* [EXERCISE AIM]
Here are some records; copy every line that holds the word "lavaplatos".

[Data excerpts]
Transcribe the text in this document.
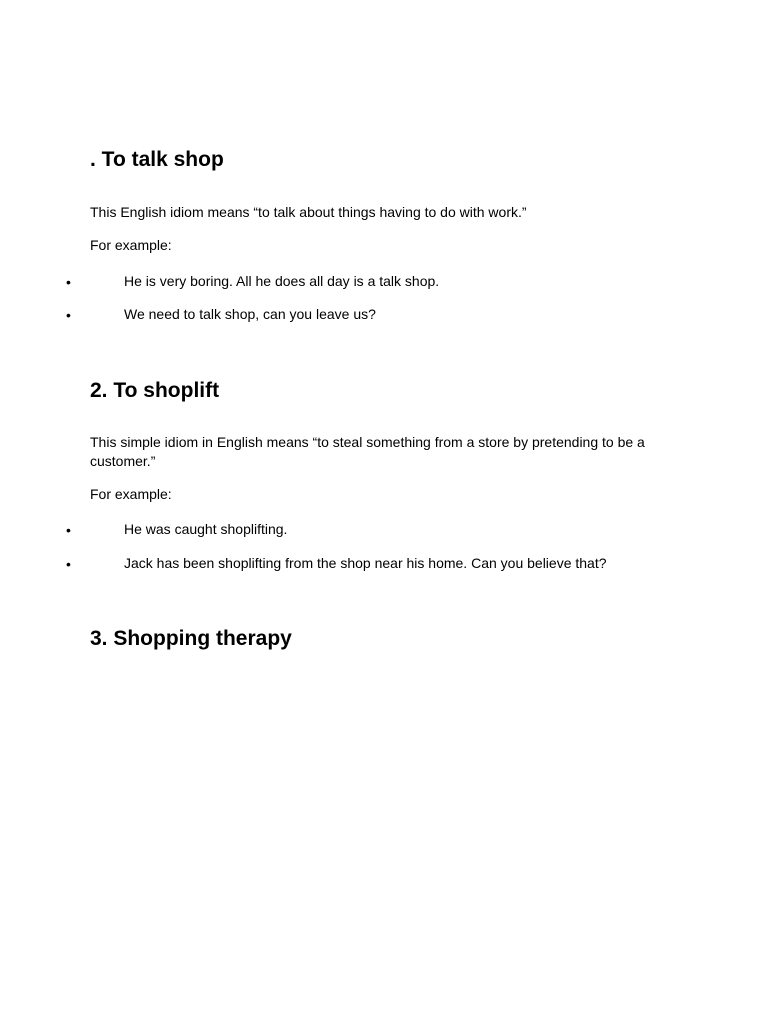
. To talk shop

This English idiom means “to talk about things having to do with work.”

For example:

•	He is very boring. All he does all day is a talk shop.
•	We need to talk shop, can you leave us?
2. To shoplift

This simple idiom in English means “to steal something from a store by pretending to be a customer.”

For example:

•	He was caught shoplifting.
•	Jack has been shoplifting from the shop near his home. Can you believe that?
3. Shopping therapy
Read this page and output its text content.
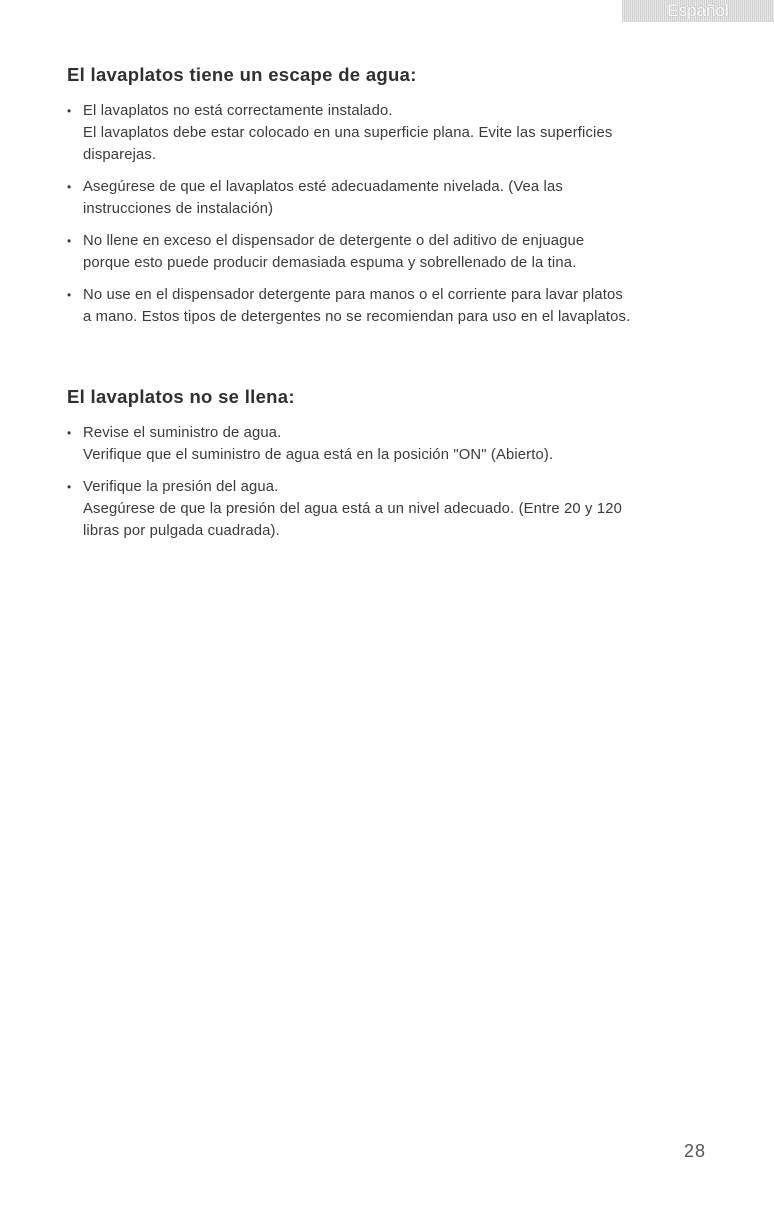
Español
El lavaplatos tiene un escape de agua:
• El lavaplatos no está correctamente instalado.
El lavaplatos debe estar colocado en una superficie plana. Evite las superficies
disparejas.
• Asegúrese de que el lavaplatos esté adecuadamente nivelada. (Vea las
instrucciones de instalación)
• No llene en exceso el dispensador de detergente o del aditivo de enjuague
porque esto puede producir demasiada espuma y sobrellenado de la tina.
• No use en el dispensador detergente para manos o el corriente para lavar platos
a mano. Estos tipos de detergentes no se recomiendan para uso en el lavaplatos.
El lavaplatos no se llena:
• Revise el suministro de agua.
Verifique que el suministro de agua está en la posición "ON" (Abierto).
• Verifique la presión del agua.
Asegúrese de que la presión del agua está a un nivel adecuado. (Entre 20 y 120
libras por pulgada cuadrada).
28
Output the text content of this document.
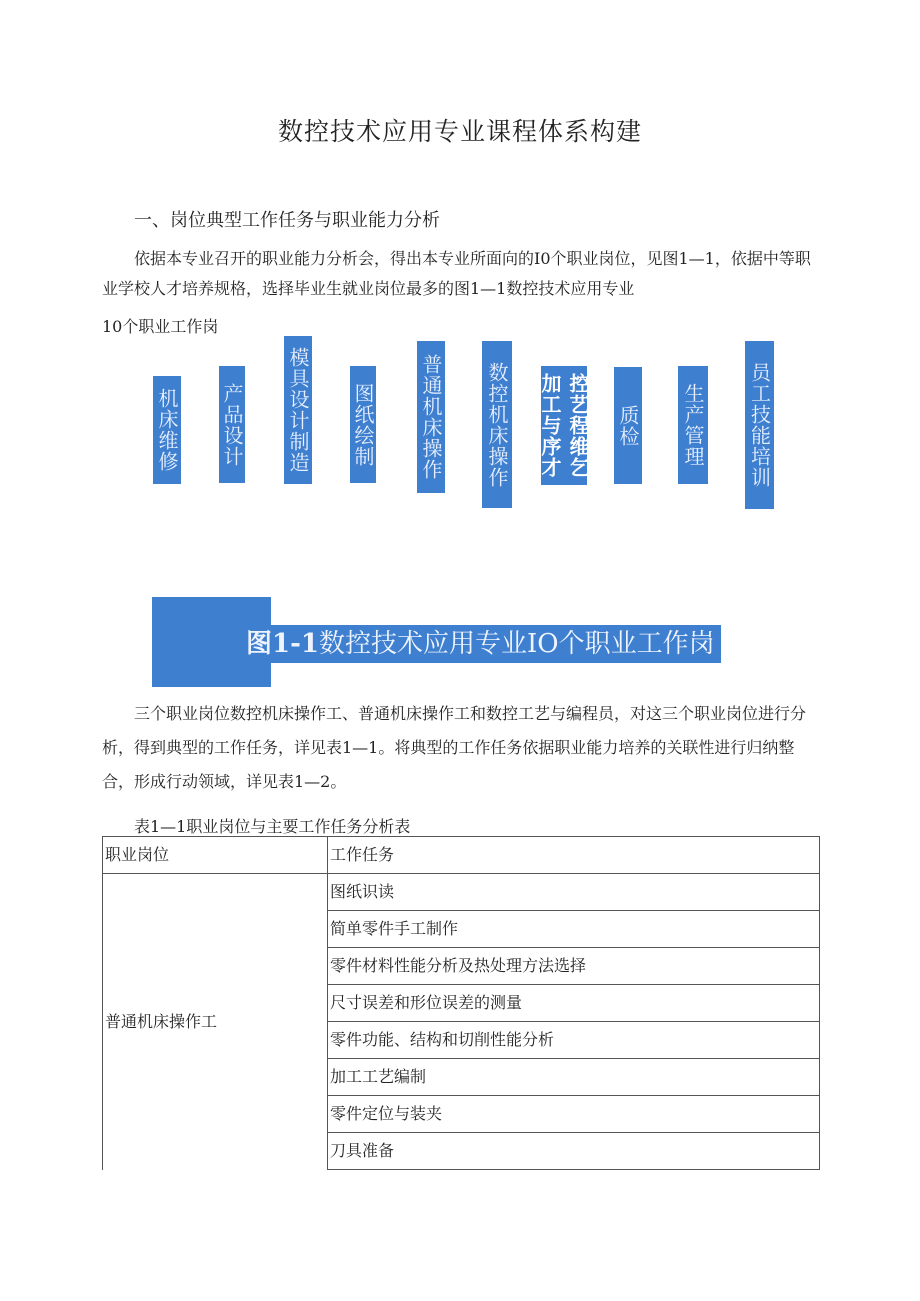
数控技术应用专业课程体系构建
一、岗位典型工作任务与职业能力分析
依据本专业召开的职业能力分析会，得出本专业所面向的I0个职业岗位，见图1—1，依据中等职业学校人才培养规格，选择毕业生就业岗位最多的图1—1数控技术应用专业
10个职业工作岗
机床维修 产品设计 模具设计制造 图纸绘制 普通机床操作 数控机床操作 加工与序才 控艺程维乞 质检 生产管理 员工技能培训
图1-1数控技术应用专业IO个职业工作岗
三个职业岗位数控机床操作工、普通机床操作工和数控工艺与编程员，对这三个职业岗位进行分析，得到典型的工作任务，详见表1—1。将典型的工作任务依据职业能力培养的关联性进行归纳整合，形成行动领域，详见表1—2。
表1—1职业岗位与主要工作任务分析表
职业岗位	工作任务
普通机床操作工	图纸识读
	简单零件手工制作
	零件材料性能分析及热处理方法选择
	尺寸误差和形位误差的测量
	零件功能、结构和切削性能分析
	加工工艺编制
	零件定位与装夹
	刀具准备
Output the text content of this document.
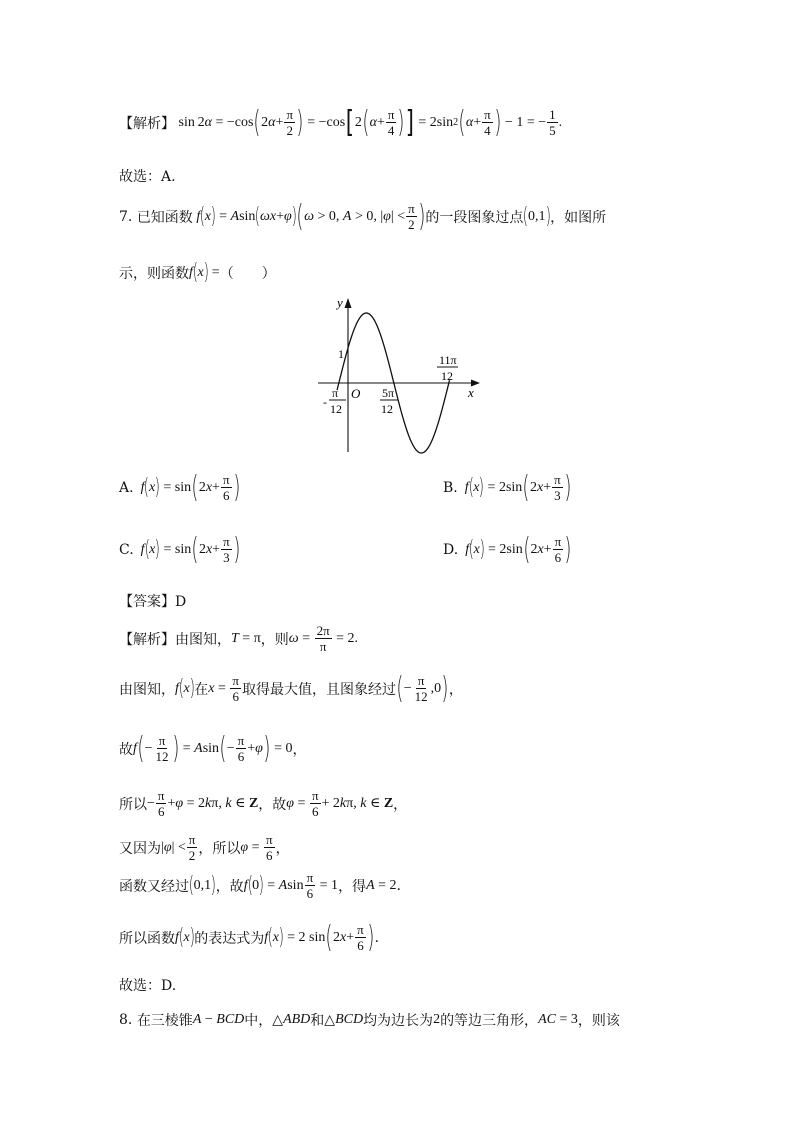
【解析】 sin 2 α = −cos ( 2 $\alpha + \frac{\pi}{2}$ ) = −cos [ 2 ( $\alpha + \frac{\pi}{4}$ ) ] = 2sin 2 ( $\alpha + \frac{\pi}{4}$ ) − 1 = − $\frac{1}{5}$ .
故选：A.
7.
已知函数 f ( x ) = A sin ( ωx + φ ) ( ω > 0, A > 0, | φ | < $\frac{\pi}{2}$ ) 的一段图象过点 ( 0,1 ) ，如图所
示，则函数 f ( x ) = （　　）
y
x
O
1
-
π
12
5π
12
11π
12
A. f ( x ) = sin ( 2 $x + \frac{\pi}{6}$ )	B. f ( x ) = 2 sin ( 2 $x + \frac{\pi}{3}$ )
C. f ( x ) = sin ( 2 $x + \frac{\pi}{3}$ )	D. f ( x ) = 2 sin ( 2 $x + \frac{\pi}{6}$ )
【答案】D
【解析】 由图知， T = π ，则 $\omega = \frac{2\pi}{\pi} = 2$.
由图知， f ( x ) 在 $x = \frac{\pi}{6}$ 取得最大值，且图象经过 ( − $\frac{\pi}{12} ,0$ ) ，
故 f ( − $\frac{\pi}{12}$ ) = A sin ( − $\frac{\pi}{6} + \varphi$ ) = 0 ，
所以 − $\frac{\pi}{6} + \varphi = 2$ k π, k ∈ Z ，故 $\varphi = \frac{\pi}{6} + 2$ k π, k ∈ Z ，
又因为 | φ | < $\frac{\pi}{2}$ ，所以 $\varphi = \frac{\pi}{6}$ ，
函数又经过 ( 0,1 ) ，故 f ( 0 ) = A $\sin \frac{\pi}{6} = 1$ ，得 A = 2 .
所以函数 f ( x ) 的表达式为 f ( x ) = 2 sin ( 2 $x + \frac{\pi}{6}$ ) .
故选：D.
8.
在三棱锥 A − BCD 中， △ ABD 和 △ BCD 均为边长为 2 的等边三角形， AC = 3 ，则该
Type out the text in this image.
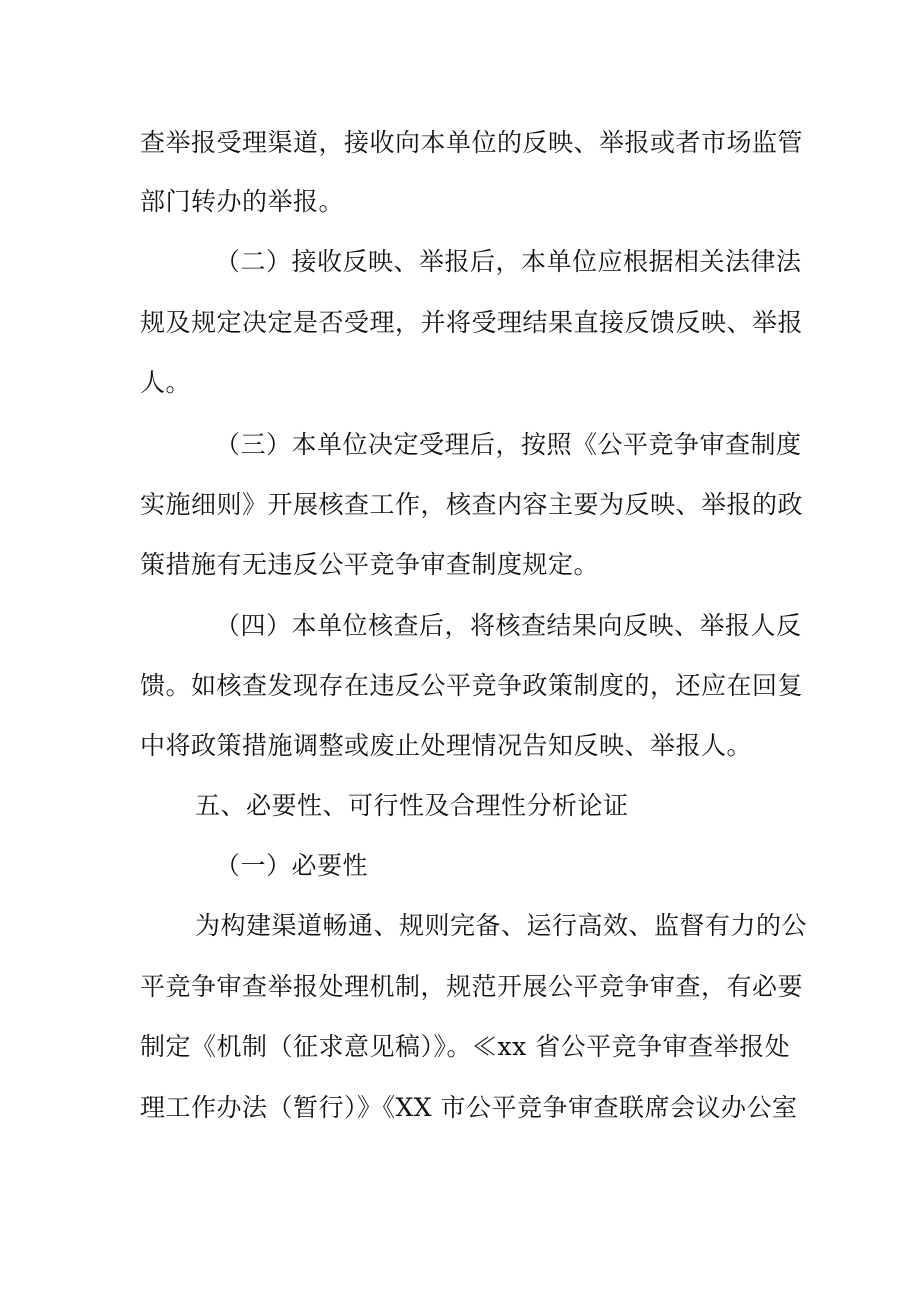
查举报受理渠道，接收向本单位的反映、举报或者市场监管
部门转办的举报。
（二）接收反映、举报后，本单位应根据相关法律法
规及规定决定是否受理，并将受理结果直接反馈反映、举报
人。
（三）本单位决定受理后，按照《公平竞争审查制度
实施细则》开展核查工作，核查内容主要为反映、举报的政
策措施有无违反公平竞争审查制度规定。
（四）本单位核查后，将核查结果向反映、举报人反
馈。如核查发现存在违反公平竞争政策制度的，还应在回复
中将政策措施调整或废止处理情况告知反映、举报人。
五、必要性、可行性及合理性分析论证
（一）必要性
为构建渠道畅通、规则完备、运行高效、监督有力的公
平竞争审查举报处理机制，规范开展公平竞争审查，有必要
制定《机制（征求意见稿）》。≪xx 省公平竞争审查举报处
理工作办法（暂行）》《XX 市公平竞争审查联席会议办公室
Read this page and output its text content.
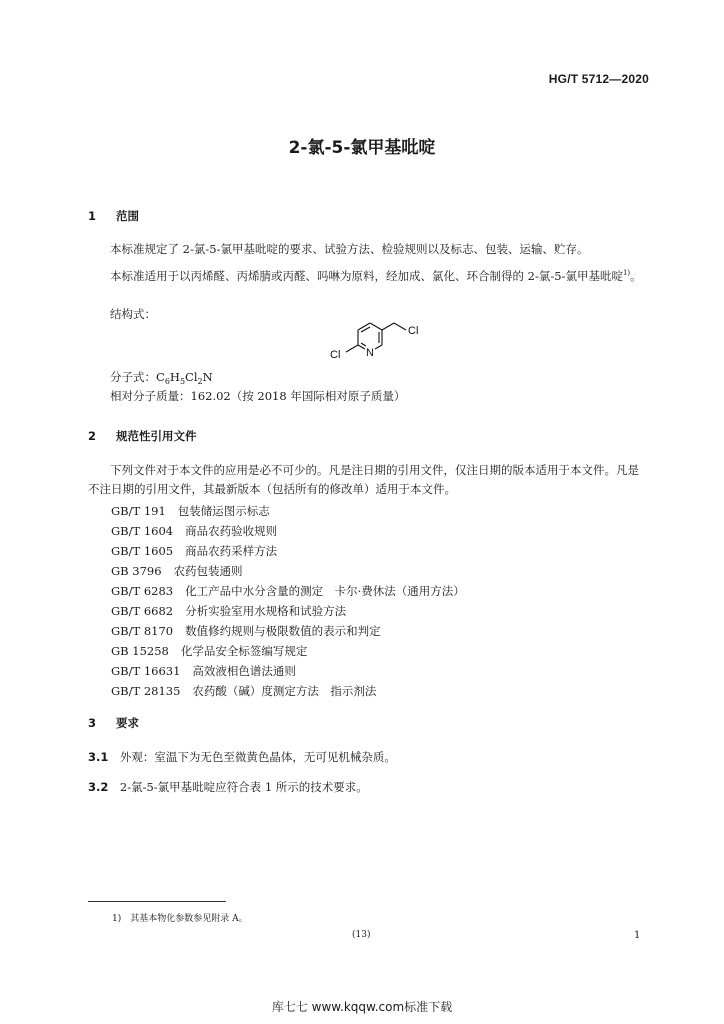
HG/T 5712—2020
2-氯-5-氯甲基吡啶
1 范围
本标准规定了 2-氯-5-氯甲基吡啶的要求、试验方法、检验规则以及标志、包装、运输、贮存。
本标准适用于以丙烯醛、丙烯腈或丙醛、吗啉为原料，经加成、氯化、环合制得的 2-氯-5-氯甲基吡啶$^{1)}$。
结构式：
Cl
Cl N
分子式：$C_6H_5Cl_2N$
相对分子质量：162.02（按 2018 年国际相对原子质量）
2 规范性引用文件
下列文件对于本文件的应用是必不可少的。凡是注日期的引用文件，仅注日期的版本适用于本文件。凡是不注日期的引用文件，其最新版本（包括所有的修改单）适用于本文件。
GB/T 191 包装储运图示标志
GB/T 1604 商品农药验收规则
GB/T 1605 商品农药采样方法
GB 3796 农药包装通则
GB/T 6283 化工产品中水分含量的测定　卡尔·费休法（通用方法）
GB/T 6682 分析实验室用水规格和试验方法
GB/T 8170 数值修约规则与极限数值的表示和判定
GB 15258 化学品安全标签编写规定
GB/T 16631 高效液相色谱法通则
GB/T 28135 农药酸（碱）度测定方法　指示剂法
3 要求
3.1　 外观：室温下为无色至微黄色晶体，无可见机械杂质。
3.2　 2-氯-5-氯甲基吡啶应符合表 1 所示的技术要求。
1)　其基本物化参数参见附录 A。
(13)	1
库七七 www.kqqw.com标准下载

* [SOLUTION TO THIS TASK]
El lavaplatos tiene un escape de agua:
• El lavaplatos no está correctamente instalado.
El lavaplatos debe estar colocado en una superficie plana. Evite las superficies
• Asegúrese de que el lavaplatos esté adecuadamente nivelada. (Vea las
a mano. Estos tipos de detergentes no se recomiendan para uso en el lavaplatos.
El lavaplatos no se llena:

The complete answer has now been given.